- What you will do
Bring together all lines of the material below that contain the string "sporiteľne".

Source records
'''

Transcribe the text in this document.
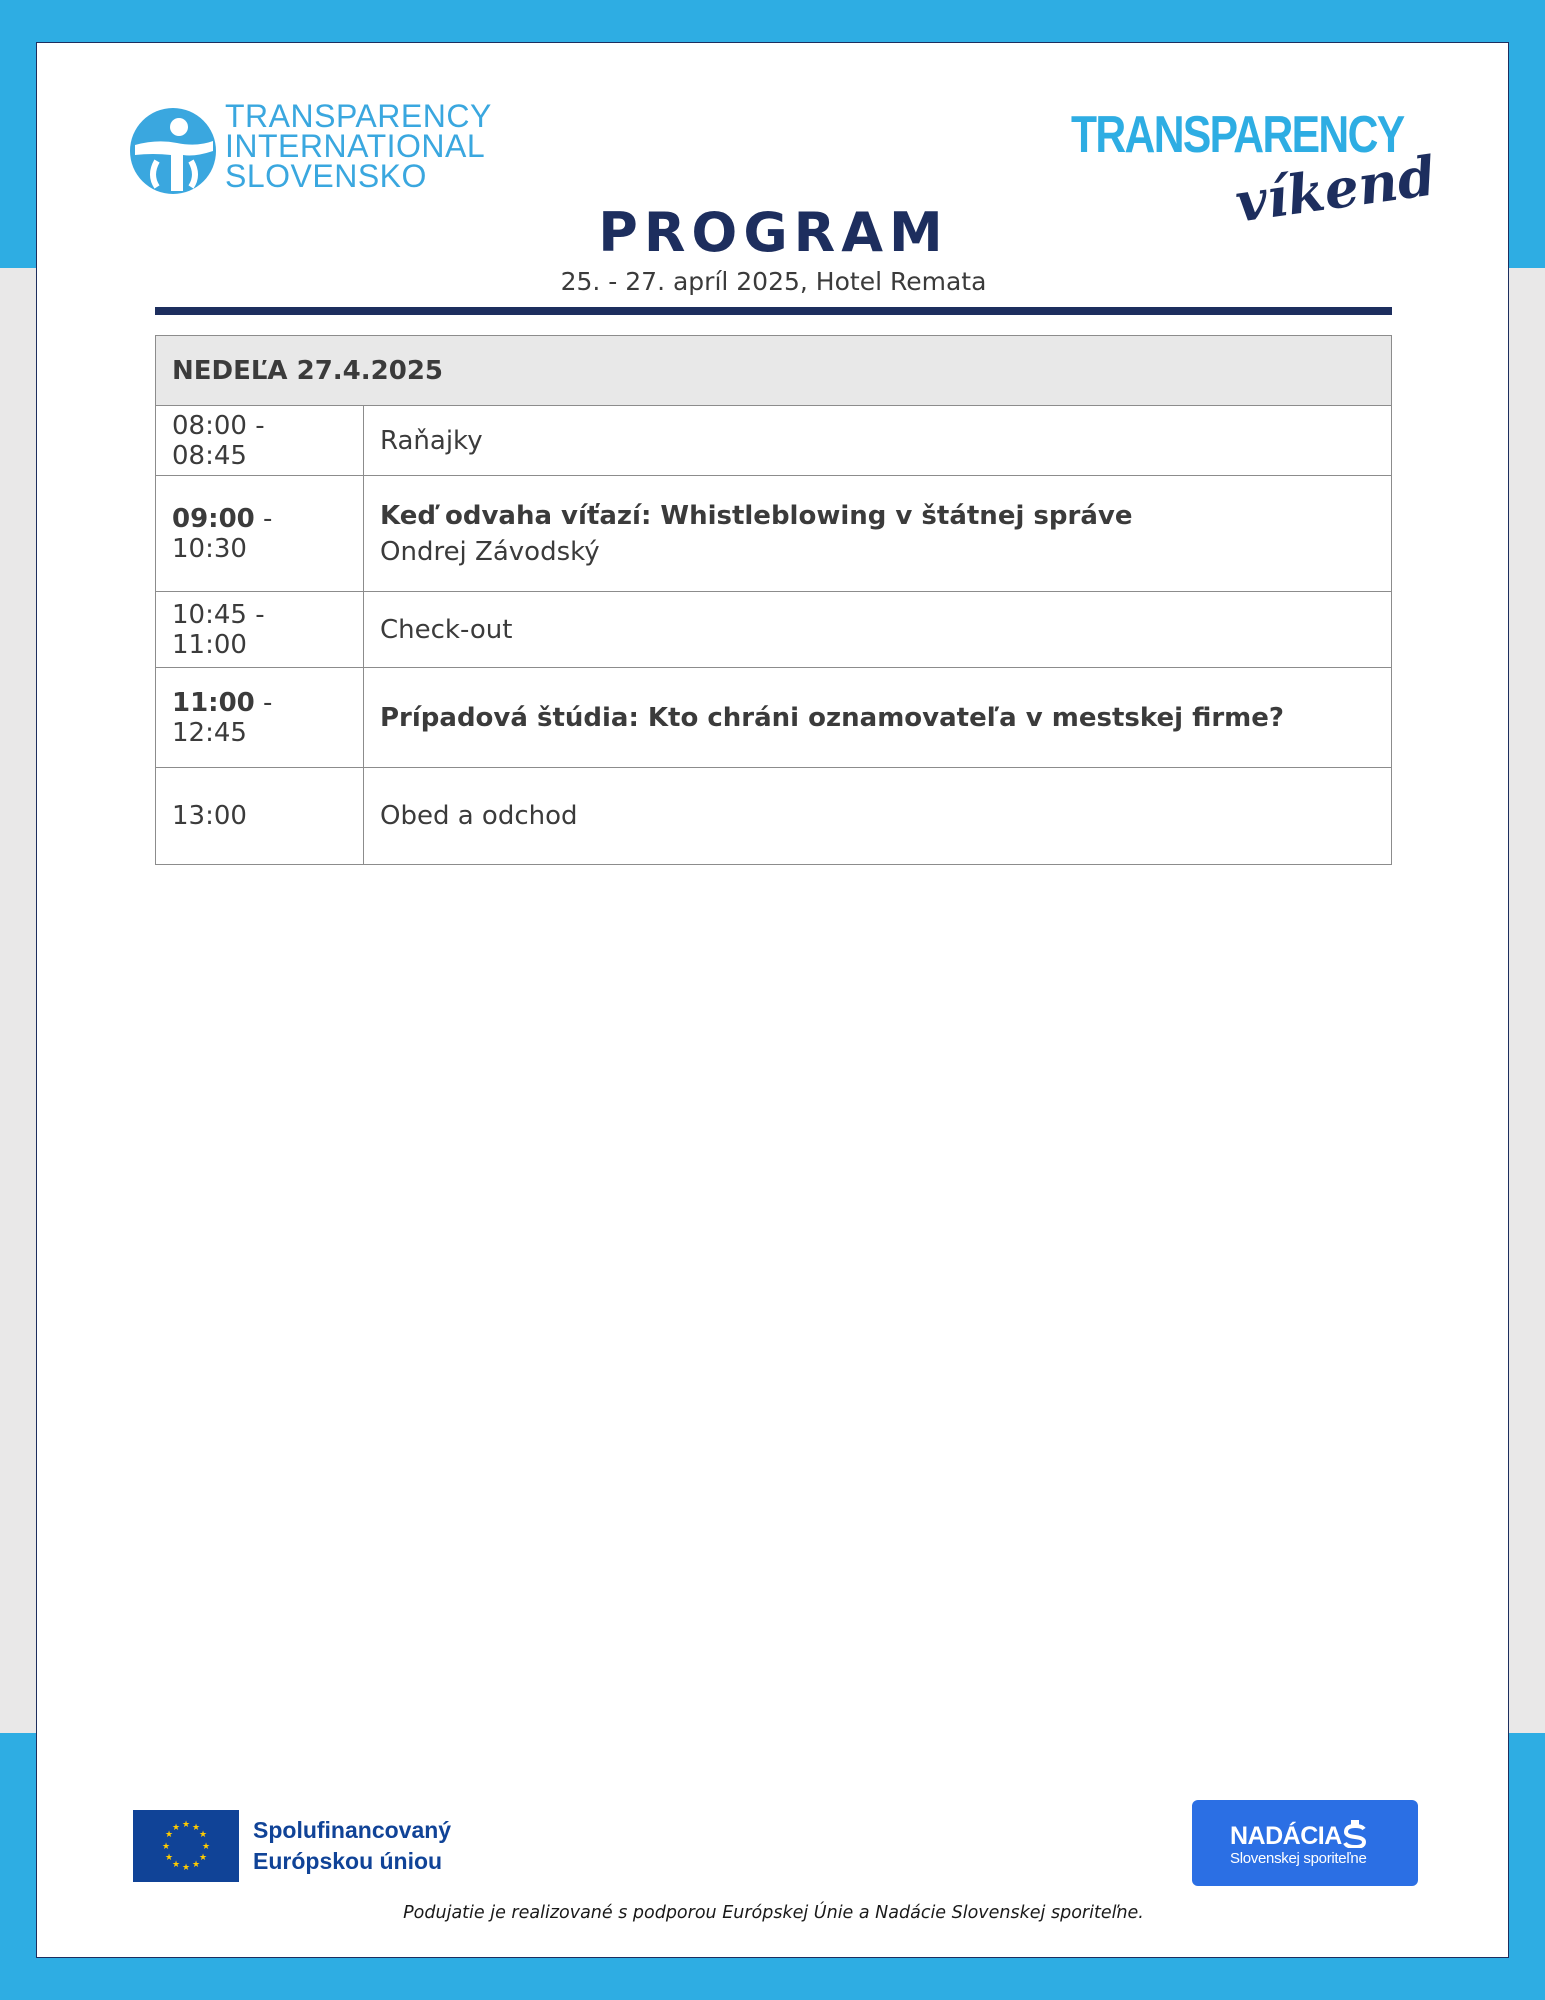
TRANSPARENCY
INTERNATIONAL
SLOVENSKO
TRANSPARENCY
víkend
PROGRAM
25. - 27. apríl 2025, Hotel Remata
NEDEĽA 27.4.2025	
08:00 - 08:45	Raňajky
09:00 - 10:30	Keď odvaha víťazí: Whistleblowing v štátnej správe
Ondrej Závodský

10:45 - 11:00	Check-out
11:00 - 12:45	Prípadová štúdia: Kto chráni oznamovateľa v mestskej firme?
13:00	Obed a odchod
★ ★
★
★
★
★
★
★
★
★
★
★	Spolufinancovaný
Európskou úniou
NADÁCIA
Slovenskej sporiteľne
Podujatie je realizované s podporou Európskej Únie a Nadácie Slovenskej sporiteľne.
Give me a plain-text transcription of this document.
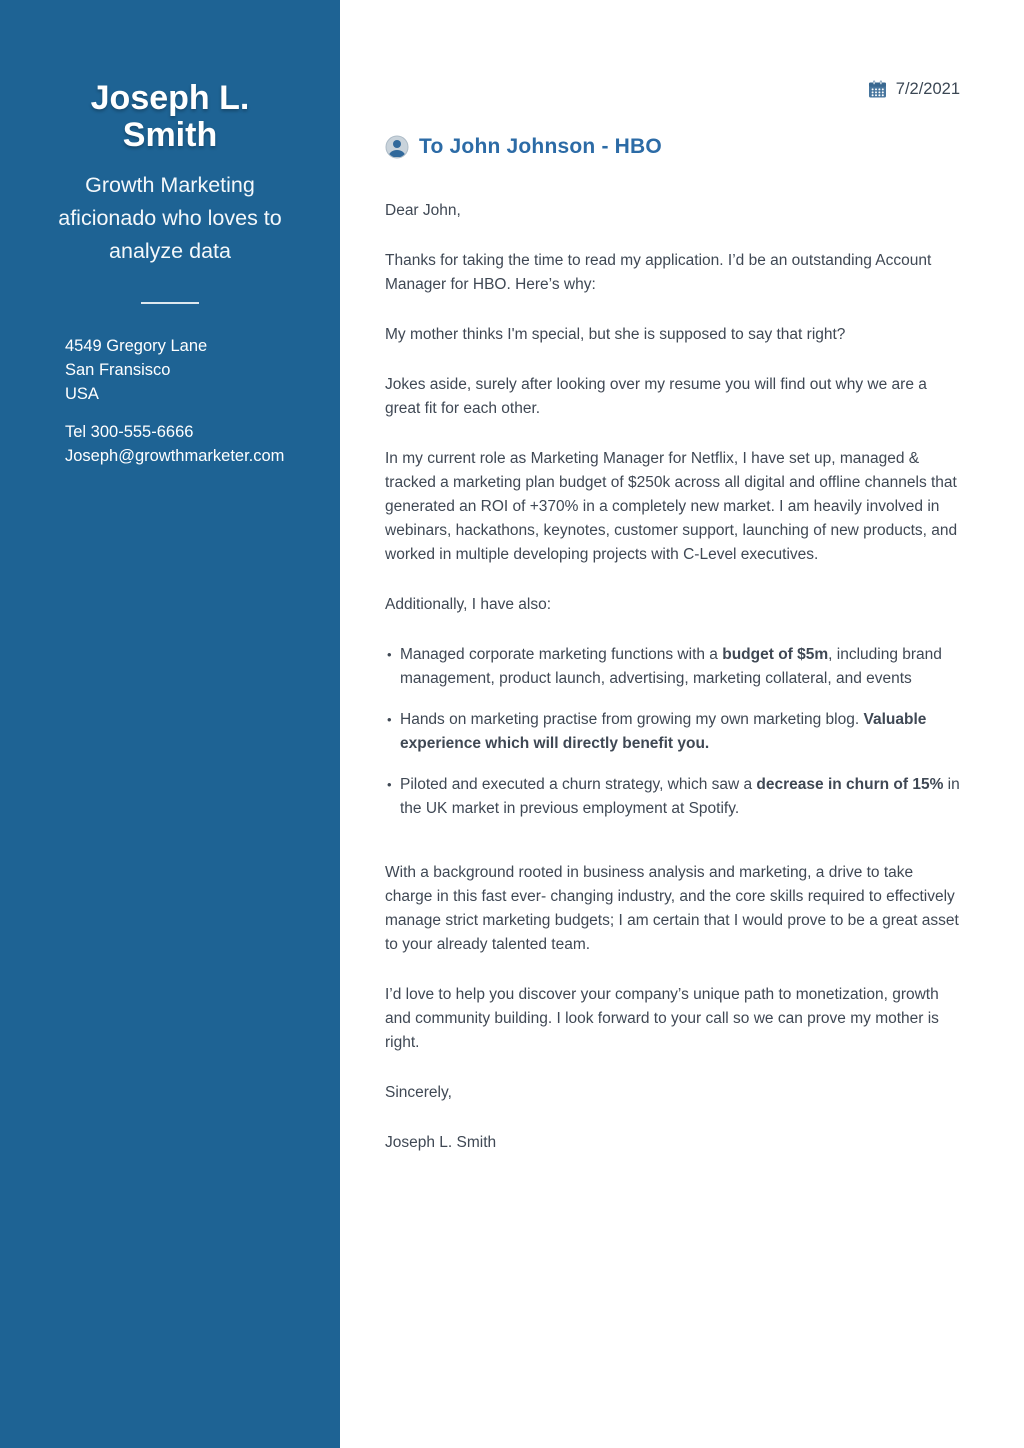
Joseph L. Smith

Growth Marketing aficionado who loves to analyze data

4549 Gregory Lane

San Fransisco

USA

Tel 300-555-6666

Joseph@growthmarketer.com

7/2/2021
To John Johnson - HBO

Dear John,

Thanks for taking the time to read my application. I’d be an outstanding Account Manager for HBO. Here’s why:

My mother thinks I'm special, but she is supposed to say that right?

Jokes aside, surely after looking over my resume you will find out why we are a great fit for each other.

In my current role as Marketing Manager for Netflix, I have set up, managed & tracked a marketing plan budget of $250k across all digital and offline channels that generated an ROI of +370% in a completely new market. I am heavily involved in webinars, hackathons, keynotes, customer support, launching of new products, and worked in multiple developing projects with C-Level executives.

Additionally, I have also:

• Managed corporate marketing functions with a budget of $5m, including brand management, product launch, advertising, marketing collateral, and events
• Hands on marketing practise from growing my own marketing blog. Valuable experience which will directly benefit you.
• Piloted and executed a churn strategy, which saw a decrease in churn of 15% in the UK market in previous employment at Spotify.

With a background rooted in business analysis and marketing, a drive to take charge in this fast ever- changing industry, and the core skills required to effectively manage strict marketing budgets; I am certain that I would prove to be a great asset to your already talented team.

I’d love to help you discover your company’s unique path to monetization, growth and community building. I look forward to your call so we can prove my mother is right.

Sincerely,

Joseph L. Smith
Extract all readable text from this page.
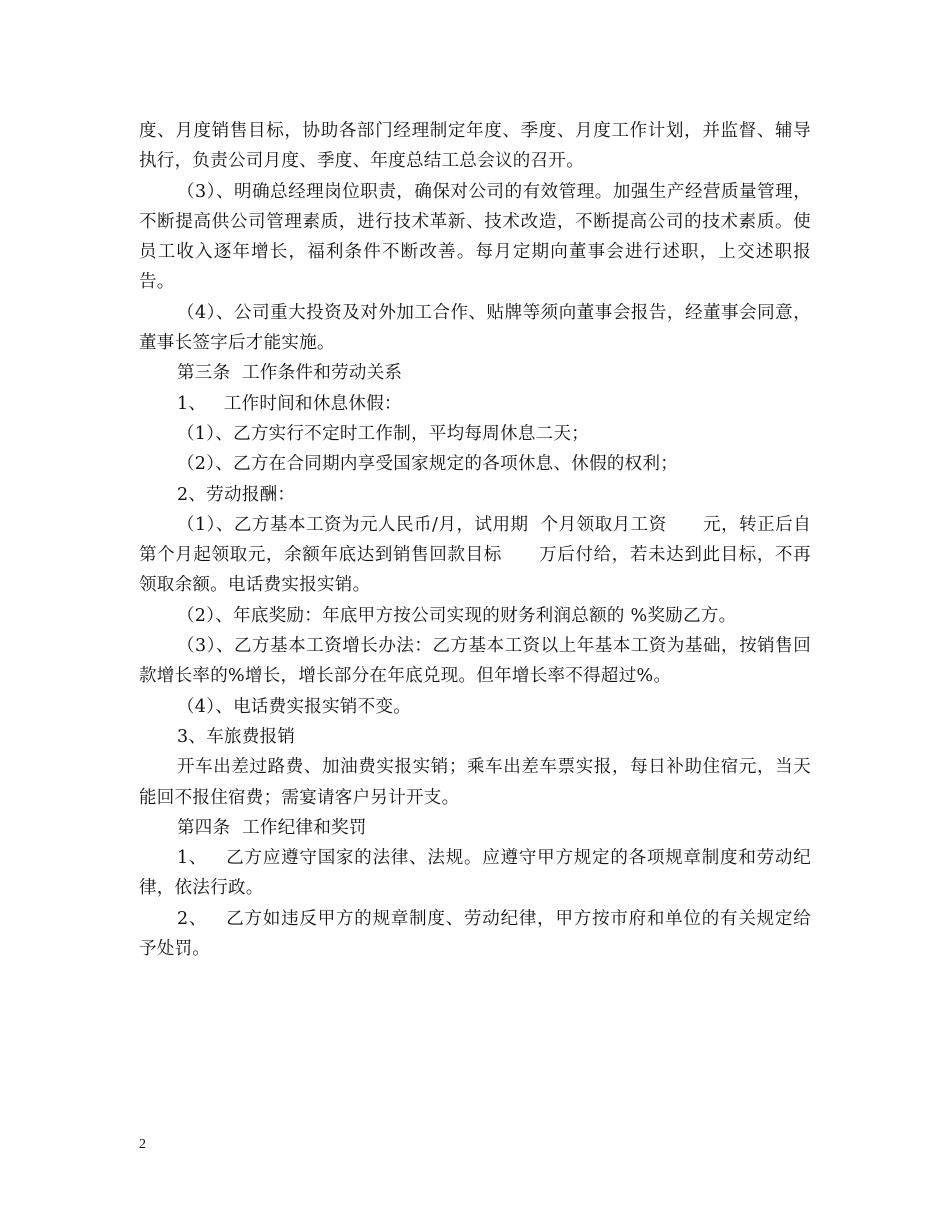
度、月度销售目标，协助各部门经理制定年度、季度、月度工作计划，并监督、辅导执行，负责公司月度、季度、年度总结工总会议的召开。

（3）、明确总经理岗位职责，确保对公司的有效管理。加强生产经营质量管理，不断提高供公司管理素质，进行技术革新、技术改造，不断提高公司的技术素质。使员工收入逐年增长，福利条件不断改善。每月定期向董事会进行述职，上交述职报告。

（4）、公司重大投资及对外加工合作、贴牌等须向董事会报告，经董事会同意，董事长签字后才能实施。

第三条  工作条件和劳动关系

1、   工作时间和休息休假：

（1）、乙方实行不定时工作制，平均每周休息二天；

（2）、乙方在合同期内享受国家规定的各项休息、休假的权利；

2、劳动报酬：

（1）、乙方基本工资为元人民币/月，试用期  个月领取月工资      元，转正后自第个月起领取元，余额年底达到销售回款目标      万后付给，若未达到此目标，不再领取余额。电话费实报实销。

（2）、年底奖励：年底甲方按公司实现的财务利润总额的 %奖励乙方。

（3）、乙方基本工资增长办法：乙方基本工资以上年基本工资为基础，按销售回款增长率的%增长，增长部分在年底兑现。但年增长率不得超过%。

（4）、电话费实报实销不变。

3、车旅费报销

开车出差过路费、加油费实报实销；乘车出差车票实报，每日补助住宿元，当天能回不报住宿费；需宴请客户另计开支。

第四条  工作纪律和奖罚

1、   乙方应遵守国家的法律、法规。应遵守甲方规定的各项规章制度和劳动纪律，依法行政。

2、   乙方如违反甲方的规章制度、劳动纪律，甲方按市府和单位的有关规定给予处罚。

2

'''

- Exercise response
Slovenskej sporiteľne
Podujatie je realizované s podporou Európskej Únie a Nadácie Slovenskej sporiteľne.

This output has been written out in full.